• GIVEN PROBLEM:
Look through the material below. Copy each line that contains the string "chose".

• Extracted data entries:

══════════

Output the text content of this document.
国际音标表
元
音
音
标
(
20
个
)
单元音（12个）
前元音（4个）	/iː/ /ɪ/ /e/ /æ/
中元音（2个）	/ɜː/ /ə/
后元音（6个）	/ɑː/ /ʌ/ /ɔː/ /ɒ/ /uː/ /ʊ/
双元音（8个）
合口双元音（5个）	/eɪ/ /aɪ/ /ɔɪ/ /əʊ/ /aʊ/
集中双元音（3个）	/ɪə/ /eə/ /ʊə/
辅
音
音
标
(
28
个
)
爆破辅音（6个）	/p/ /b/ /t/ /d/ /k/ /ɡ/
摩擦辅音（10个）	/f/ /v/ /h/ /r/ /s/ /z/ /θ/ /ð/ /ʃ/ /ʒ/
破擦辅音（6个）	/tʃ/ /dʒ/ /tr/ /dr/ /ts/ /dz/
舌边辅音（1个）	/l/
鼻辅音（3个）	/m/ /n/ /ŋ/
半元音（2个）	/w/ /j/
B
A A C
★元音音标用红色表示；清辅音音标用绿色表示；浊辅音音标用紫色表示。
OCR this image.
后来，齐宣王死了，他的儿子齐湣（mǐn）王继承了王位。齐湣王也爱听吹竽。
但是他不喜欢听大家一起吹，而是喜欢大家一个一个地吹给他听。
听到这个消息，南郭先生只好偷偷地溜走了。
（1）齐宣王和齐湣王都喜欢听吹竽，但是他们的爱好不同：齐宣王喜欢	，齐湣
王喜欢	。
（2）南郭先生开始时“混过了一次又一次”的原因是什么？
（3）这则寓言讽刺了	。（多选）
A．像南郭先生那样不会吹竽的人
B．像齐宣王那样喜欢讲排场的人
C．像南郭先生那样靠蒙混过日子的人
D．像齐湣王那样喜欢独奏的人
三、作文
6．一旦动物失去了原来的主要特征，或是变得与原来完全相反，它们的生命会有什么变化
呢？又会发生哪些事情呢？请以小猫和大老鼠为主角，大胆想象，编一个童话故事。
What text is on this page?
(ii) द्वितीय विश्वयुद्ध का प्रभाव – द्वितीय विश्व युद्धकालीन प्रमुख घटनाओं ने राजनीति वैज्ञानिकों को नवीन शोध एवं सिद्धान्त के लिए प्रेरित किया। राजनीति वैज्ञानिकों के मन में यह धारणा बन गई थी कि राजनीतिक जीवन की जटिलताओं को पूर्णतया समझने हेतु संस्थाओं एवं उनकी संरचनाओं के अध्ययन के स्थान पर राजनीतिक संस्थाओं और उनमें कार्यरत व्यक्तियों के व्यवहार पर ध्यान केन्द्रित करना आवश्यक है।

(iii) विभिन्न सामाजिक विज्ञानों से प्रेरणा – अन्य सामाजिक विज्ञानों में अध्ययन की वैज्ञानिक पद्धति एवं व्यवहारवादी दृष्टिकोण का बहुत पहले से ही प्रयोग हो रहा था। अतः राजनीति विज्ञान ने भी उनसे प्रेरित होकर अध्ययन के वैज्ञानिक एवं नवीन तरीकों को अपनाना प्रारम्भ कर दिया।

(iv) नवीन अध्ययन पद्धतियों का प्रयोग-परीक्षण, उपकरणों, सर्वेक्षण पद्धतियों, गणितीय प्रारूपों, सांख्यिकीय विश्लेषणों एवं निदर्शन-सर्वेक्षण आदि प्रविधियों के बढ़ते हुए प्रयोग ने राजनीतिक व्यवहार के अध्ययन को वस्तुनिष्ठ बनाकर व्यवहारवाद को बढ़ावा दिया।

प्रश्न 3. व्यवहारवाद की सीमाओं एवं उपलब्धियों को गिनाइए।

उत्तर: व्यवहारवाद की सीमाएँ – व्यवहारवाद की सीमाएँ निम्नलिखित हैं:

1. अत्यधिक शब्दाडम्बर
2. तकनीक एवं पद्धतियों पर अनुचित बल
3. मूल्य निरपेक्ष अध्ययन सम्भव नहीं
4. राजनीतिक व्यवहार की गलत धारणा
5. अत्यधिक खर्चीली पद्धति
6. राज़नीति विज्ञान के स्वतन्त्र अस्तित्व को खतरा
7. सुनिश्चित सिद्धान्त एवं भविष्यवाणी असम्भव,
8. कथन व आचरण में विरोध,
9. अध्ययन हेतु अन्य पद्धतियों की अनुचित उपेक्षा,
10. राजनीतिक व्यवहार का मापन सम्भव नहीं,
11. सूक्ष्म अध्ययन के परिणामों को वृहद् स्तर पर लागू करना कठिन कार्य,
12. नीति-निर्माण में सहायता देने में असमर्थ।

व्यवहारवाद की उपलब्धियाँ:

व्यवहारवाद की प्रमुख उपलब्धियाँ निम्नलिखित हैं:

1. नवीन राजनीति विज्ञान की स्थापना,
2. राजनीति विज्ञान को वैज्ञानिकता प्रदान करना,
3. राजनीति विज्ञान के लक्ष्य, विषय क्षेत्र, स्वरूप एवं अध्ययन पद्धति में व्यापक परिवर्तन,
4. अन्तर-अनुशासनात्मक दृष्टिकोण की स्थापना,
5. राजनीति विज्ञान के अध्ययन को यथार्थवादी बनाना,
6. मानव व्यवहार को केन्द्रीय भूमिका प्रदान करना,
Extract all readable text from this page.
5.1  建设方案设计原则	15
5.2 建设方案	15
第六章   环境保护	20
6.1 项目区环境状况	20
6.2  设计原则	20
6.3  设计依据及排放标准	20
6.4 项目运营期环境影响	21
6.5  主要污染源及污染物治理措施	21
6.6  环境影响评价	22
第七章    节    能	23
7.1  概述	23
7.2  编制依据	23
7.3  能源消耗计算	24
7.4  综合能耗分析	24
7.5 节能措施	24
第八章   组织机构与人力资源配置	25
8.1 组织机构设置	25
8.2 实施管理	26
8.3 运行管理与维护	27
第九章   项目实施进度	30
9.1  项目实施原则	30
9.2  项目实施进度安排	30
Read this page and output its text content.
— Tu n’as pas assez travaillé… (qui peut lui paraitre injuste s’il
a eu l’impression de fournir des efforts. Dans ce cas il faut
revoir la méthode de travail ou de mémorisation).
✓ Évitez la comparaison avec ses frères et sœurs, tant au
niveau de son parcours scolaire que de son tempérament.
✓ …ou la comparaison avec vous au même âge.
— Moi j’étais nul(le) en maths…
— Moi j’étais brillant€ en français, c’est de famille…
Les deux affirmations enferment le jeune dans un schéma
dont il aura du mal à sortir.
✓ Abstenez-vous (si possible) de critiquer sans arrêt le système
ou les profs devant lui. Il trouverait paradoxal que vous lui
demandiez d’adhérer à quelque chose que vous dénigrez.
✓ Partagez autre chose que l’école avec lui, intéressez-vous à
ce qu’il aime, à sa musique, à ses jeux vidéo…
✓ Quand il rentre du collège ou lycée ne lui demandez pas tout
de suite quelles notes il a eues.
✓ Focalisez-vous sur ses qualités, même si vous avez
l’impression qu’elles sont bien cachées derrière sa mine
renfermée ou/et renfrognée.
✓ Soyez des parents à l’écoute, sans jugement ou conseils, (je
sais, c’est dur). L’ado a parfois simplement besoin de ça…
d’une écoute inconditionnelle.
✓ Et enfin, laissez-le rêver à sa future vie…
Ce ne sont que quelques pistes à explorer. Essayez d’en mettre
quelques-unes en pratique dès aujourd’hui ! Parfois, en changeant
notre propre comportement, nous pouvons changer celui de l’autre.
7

══════════

• RESULT OF THIS TASK:
demandiez d’adhérer à quelque chose que vous dénigrez.
✓ Partagez autre chose que l’école avec lui, intéressez-vous à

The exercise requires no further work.